┌─ Extracted material

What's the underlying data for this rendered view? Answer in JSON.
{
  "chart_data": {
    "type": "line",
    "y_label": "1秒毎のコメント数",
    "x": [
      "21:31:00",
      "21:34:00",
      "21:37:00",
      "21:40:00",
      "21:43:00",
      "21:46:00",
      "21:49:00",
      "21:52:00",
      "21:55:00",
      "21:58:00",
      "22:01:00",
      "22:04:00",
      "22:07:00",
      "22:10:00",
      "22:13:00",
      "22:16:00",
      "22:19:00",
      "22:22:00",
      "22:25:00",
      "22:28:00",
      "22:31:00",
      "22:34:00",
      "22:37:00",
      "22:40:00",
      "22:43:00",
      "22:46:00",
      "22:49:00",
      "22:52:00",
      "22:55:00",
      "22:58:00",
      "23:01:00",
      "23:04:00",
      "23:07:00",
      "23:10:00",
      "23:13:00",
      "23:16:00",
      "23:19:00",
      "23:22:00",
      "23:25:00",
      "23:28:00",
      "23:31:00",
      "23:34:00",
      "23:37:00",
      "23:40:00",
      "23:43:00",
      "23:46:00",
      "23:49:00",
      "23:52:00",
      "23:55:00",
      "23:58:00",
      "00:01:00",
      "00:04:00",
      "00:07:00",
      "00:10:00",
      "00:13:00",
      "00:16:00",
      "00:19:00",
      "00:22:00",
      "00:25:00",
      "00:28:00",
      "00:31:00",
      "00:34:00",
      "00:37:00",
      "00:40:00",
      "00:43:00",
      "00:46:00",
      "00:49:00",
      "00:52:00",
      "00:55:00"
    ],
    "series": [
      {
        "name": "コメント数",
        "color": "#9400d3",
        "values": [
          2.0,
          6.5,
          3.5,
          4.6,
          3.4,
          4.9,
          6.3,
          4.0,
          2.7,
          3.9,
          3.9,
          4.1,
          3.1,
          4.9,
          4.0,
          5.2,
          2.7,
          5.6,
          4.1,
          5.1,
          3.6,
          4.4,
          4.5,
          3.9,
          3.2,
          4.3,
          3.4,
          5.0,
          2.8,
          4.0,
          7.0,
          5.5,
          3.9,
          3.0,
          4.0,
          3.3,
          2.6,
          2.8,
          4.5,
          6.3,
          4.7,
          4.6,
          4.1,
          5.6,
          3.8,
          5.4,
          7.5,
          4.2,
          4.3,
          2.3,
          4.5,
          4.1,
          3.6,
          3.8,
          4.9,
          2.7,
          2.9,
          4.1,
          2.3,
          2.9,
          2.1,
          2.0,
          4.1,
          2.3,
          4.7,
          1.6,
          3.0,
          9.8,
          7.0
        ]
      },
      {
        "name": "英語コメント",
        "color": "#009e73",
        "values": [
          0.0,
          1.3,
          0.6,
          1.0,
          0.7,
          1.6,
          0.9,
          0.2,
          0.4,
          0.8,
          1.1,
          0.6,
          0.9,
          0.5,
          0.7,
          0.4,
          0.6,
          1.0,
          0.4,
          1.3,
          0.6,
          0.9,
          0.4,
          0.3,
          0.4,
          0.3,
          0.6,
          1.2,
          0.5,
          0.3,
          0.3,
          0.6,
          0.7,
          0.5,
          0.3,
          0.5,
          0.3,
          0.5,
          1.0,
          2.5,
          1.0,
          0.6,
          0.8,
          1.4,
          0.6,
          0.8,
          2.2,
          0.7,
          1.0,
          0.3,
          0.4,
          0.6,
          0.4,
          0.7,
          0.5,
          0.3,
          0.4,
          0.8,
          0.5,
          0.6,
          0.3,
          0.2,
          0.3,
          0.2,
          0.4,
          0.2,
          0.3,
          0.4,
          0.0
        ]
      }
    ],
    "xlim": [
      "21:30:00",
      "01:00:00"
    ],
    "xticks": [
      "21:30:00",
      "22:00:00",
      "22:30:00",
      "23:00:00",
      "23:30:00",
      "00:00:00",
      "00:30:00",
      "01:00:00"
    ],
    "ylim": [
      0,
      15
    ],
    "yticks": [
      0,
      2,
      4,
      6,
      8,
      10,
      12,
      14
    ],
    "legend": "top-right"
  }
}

└─

> _Aim_: Copy all the records above exactly, missing none.

> _Answer_:
What's the underlying data for this rendered view? Answer in JSON.
{
  "chart_data": {
    "type": "line",
    "y_label": "1秒毎のコメント数",
    "x": [
      "21:31:00",
      "21:34:00",
      "21:37:00",
      "21:40:00",
      "21:43:00",
      "21:46:00",
      "21:49:00",
      "21:52:00",
      "21:55:00",
      "21:58:00",
      "22:01:00",
      "22:04:00",
      "22:07:00",
      "22:10:00",
      "22:13:00",
      "22:16:00",
      "22:19:00",
      "22:22:00",
      "22:25:00",
      "22:28:00",
      "22:31:00",
      "22:34:00",
      "22:37:00",
      "22:40:00",
      "22:43:00",
      "22:46:00",
      "22:49:00",
      "22:52:00",
      "22:55:00",
      "22:58:00",
      "23:01:00",
      "23:04:00",
      "23:07:00",
      "23:10:00",
      "23:13:00",
      "23:16:00",
      "23:19:00",
      "23:22:00",
      "23:25:00",
      "23:28:00",
      "23:31:00",
      "23:34:00",
      "23:37:00",
      "23:40:00",
      "23:43:00",
      "23:46:00",
      "23:49:00",
      "23:52:00",
      "23:55:00",
      "23:58:00",
      "00:01:00",
      "00:04:00",
      "00:07:00",
      "00:10:00",
      "00:13:00",
      "00:16:00",
      "00:19:00",
      "00:22:00",
      "00:25:00",
      "00:28:00",
      "00:31:00",
      "00:34:00",
      "00:37:00",
      "00:40:00",
      "00:43:00",
      "00:46:00",
      "00:49:00",
      "00:52:00",
      "00:55:00"
    ],
    "series": [
      {
        "name": "コメント数",
        "color": "#9400d3",
        "values": [
          2.0,
          6.5,
          3.5,
          4.6,
          3.4,
          4.9,
          6.3,
          4.0,
          2.7,
          3.9,
          3.9,
          4.1,
          3.1,
          4.9,
          4.0,
          5.2,
          2.7,
          5.6,
          4.1,
          5.1,
          3.6,
          4.4,
          4.5,
          3.9,
          3.2,
          4.3,
          3.4,
          5.0,
          2.8,
          4.0,
          7.0,
          5.5,
          3.9,
          3.0,
          4.0,
          3.3,
          2.6,
          2.8,
          4.5,
          6.3,
          4.7,
          4.6,
          4.1,
          5.6,
          3.8,
          5.4,
          7.5,
          4.2,
          4.3,
          2.3,
          4.5,
          4.1,
          3.6,
          3.8,
          4.9,
          2.7,
          2.9,
          4.1,
          2.3,
          2.9,
          2.1,
          2.0,
          4.1,
          2.3,
          4.7,
          1.6,
          3.0,
          9.8,
          7.0
        ]
      },
      {
        "name": "英語コメント",
        "color": "#009e73",
        "values": [
          0.0,
          1.3,
          0.6,
          1.0,
          0.7,
          1.6,
          0.9,
          0.2,
          0.4,
          0.8,
          1.1,
          0.6,
          0.9,
          0.5,
          0.7,
          0.4,
          0.6,
          1.0,
          0.4,
          1.3,
          0.6,
          0.9,
          0.4,
          0.3,
          0.4,
          0.3,
          0.6,
          1.2,
          0.5,
          0.3,
          0.3,
          0.6,
          0.7,
          0.5,
          0.3,
          0.5,
          0.3,
          0.5,
          1.0,
          2.5,
          1.0,
          0.6,
          0.8,
          1.4,
          0.6,
          0.8,
          2.2,
          0.7,
          1.0,
          0.3,
          0.4,
          0.6,
          0.4,
          0.7,
          0.5,
          0.3,
          0.4,
          0.8,
          0.5,
          0.6,
          0.3,
          0.2,
          0.3,
          0.2,
          0.4,
          0.2,
          0.3,
          0.4,
          0.0
        ]
      }
    ],
    "xlim": [
      "21:30:00",
      "01:00:00"
    ],
    "xticks": [
      "21:30:00",
      "22:00:00",
      "22:30:00",
      "23:00:00",
      "23:30:00",
      "00:00:00",
      "00:30:00",
      "01:00:00"
    ],
    "ylim": [
      0,
      15
    ],
    "yticks": [
      0,
      2,
      4,
      6,
      8,
      10,
      12,
      14
    ],
    "legend": "top-right"
  }
}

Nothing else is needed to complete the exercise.